[TASK BRIEF]: Read through the data and report every line in which the word "text" occurs.

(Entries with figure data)
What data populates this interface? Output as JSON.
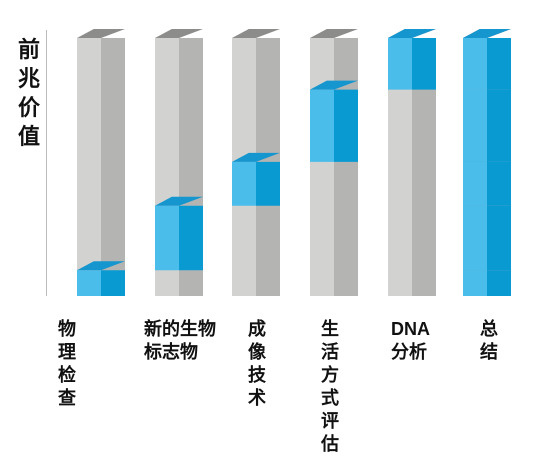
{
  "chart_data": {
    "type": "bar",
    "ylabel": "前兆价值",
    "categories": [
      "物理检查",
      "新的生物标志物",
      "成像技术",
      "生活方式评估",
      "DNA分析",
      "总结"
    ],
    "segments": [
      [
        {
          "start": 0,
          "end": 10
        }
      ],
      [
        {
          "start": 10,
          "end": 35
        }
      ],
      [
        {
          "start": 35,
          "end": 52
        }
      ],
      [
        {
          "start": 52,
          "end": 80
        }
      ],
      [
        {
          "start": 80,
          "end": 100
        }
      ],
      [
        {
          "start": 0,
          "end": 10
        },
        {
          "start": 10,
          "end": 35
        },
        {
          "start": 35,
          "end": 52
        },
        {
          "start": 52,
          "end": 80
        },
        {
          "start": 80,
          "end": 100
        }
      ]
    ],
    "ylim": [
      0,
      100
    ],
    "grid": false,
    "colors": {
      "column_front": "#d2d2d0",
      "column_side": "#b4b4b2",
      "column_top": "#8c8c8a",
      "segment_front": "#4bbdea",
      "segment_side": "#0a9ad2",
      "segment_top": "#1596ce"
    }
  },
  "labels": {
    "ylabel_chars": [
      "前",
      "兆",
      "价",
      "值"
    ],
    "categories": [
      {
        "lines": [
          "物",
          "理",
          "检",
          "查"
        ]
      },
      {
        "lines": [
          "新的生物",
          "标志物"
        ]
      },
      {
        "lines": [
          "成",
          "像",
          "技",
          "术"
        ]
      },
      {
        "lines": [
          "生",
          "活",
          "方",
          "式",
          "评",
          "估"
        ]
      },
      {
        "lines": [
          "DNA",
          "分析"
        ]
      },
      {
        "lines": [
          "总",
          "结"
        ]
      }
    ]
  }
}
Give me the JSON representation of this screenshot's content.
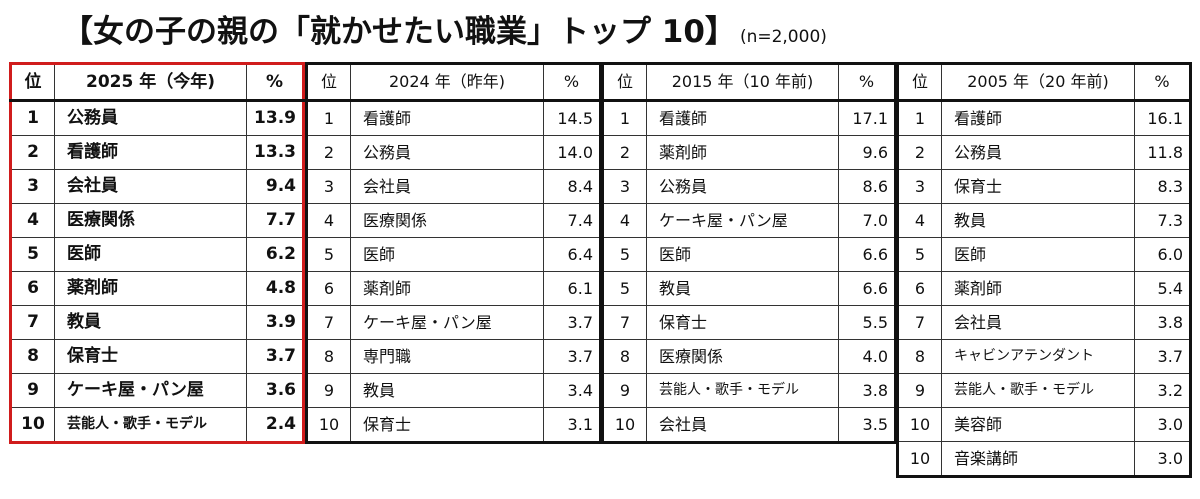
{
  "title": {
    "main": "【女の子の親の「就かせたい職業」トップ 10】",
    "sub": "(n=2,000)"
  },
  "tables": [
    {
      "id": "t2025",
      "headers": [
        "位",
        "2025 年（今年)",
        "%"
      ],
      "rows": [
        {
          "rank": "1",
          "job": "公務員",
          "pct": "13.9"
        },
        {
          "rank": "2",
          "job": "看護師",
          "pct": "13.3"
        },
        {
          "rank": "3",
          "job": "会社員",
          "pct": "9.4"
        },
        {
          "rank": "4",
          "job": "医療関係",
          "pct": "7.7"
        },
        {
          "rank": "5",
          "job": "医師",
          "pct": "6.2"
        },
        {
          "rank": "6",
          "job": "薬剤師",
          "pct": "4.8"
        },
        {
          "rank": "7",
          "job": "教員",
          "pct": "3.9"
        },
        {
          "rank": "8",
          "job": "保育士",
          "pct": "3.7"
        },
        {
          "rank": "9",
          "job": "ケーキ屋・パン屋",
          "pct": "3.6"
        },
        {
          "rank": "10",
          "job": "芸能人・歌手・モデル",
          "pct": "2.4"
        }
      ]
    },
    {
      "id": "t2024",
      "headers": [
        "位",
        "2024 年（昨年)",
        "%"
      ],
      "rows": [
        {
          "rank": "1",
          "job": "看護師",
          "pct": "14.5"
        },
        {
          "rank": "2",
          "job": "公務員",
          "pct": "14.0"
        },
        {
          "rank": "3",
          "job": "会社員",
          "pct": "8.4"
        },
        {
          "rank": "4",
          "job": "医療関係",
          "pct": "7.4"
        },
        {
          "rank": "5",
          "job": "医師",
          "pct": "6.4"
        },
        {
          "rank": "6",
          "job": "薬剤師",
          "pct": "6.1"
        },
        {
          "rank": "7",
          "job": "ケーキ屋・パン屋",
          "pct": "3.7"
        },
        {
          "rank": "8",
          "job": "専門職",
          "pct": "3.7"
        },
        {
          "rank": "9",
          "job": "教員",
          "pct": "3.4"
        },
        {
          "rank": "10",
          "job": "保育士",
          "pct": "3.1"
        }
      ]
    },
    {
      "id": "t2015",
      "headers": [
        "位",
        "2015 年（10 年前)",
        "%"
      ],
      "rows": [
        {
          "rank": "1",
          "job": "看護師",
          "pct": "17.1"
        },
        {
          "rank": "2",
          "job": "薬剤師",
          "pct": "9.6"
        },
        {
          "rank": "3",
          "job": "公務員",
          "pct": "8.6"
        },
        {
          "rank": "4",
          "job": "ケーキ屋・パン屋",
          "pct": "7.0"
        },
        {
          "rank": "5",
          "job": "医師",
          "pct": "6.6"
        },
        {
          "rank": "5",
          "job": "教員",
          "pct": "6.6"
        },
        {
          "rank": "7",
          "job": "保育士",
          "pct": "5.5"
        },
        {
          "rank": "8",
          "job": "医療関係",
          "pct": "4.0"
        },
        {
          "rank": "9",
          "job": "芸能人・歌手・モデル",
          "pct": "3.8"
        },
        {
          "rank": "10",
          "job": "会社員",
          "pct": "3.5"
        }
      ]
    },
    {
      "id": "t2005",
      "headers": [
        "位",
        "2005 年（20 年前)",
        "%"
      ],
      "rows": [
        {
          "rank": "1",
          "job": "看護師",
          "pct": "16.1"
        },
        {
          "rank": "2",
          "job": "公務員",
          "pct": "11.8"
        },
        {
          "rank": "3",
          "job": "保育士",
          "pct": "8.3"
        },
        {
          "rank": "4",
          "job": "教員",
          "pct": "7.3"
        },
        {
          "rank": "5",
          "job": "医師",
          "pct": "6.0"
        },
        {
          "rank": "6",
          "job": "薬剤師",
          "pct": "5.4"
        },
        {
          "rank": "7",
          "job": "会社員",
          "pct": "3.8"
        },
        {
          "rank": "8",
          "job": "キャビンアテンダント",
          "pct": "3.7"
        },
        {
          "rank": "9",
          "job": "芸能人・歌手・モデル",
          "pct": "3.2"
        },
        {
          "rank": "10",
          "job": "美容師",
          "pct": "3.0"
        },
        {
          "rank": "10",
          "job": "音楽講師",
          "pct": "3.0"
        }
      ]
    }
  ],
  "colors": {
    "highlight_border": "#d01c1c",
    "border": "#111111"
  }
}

---

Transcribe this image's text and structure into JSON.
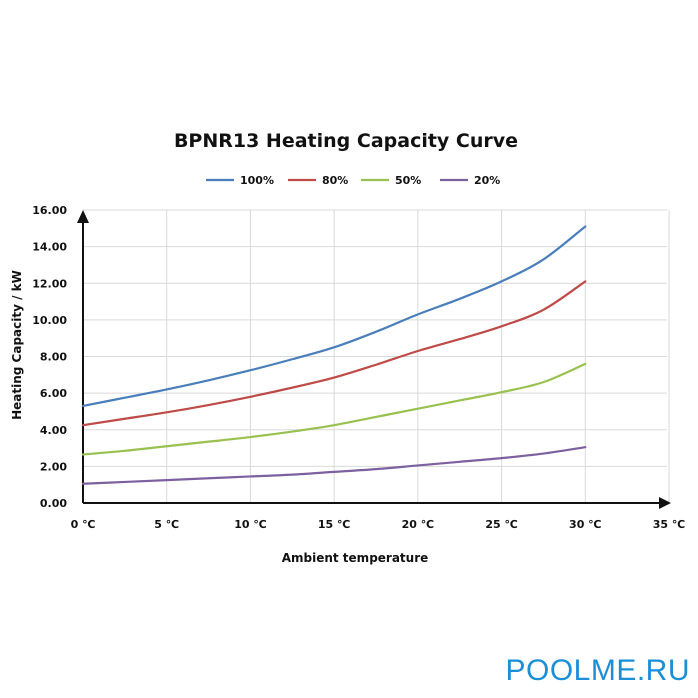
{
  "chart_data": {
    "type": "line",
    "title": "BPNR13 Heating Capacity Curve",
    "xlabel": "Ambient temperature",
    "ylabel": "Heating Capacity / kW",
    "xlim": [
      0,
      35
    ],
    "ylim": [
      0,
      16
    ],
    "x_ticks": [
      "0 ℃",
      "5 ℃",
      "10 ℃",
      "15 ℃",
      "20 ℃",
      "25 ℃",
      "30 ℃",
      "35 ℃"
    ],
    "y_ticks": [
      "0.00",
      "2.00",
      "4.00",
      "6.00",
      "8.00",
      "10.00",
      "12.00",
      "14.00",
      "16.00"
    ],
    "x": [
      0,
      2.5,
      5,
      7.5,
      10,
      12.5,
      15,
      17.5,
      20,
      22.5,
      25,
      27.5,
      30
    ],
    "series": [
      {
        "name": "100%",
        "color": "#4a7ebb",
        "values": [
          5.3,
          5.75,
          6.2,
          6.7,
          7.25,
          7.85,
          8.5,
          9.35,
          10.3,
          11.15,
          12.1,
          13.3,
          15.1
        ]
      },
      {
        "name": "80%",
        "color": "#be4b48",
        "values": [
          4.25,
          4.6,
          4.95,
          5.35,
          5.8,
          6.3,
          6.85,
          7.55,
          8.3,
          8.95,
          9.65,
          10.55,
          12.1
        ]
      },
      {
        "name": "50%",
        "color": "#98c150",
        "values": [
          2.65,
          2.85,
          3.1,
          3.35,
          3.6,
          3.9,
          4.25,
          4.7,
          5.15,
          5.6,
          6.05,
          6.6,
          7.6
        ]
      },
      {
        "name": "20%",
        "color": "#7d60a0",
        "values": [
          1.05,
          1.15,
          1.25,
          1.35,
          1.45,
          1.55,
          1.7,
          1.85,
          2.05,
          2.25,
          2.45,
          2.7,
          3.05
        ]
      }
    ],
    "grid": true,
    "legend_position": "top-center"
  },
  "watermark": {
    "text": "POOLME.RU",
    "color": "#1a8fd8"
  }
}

[FULL ANSWER]:
Transcribe this image's text and structure into JSON.
    "text": "POOLME.RU",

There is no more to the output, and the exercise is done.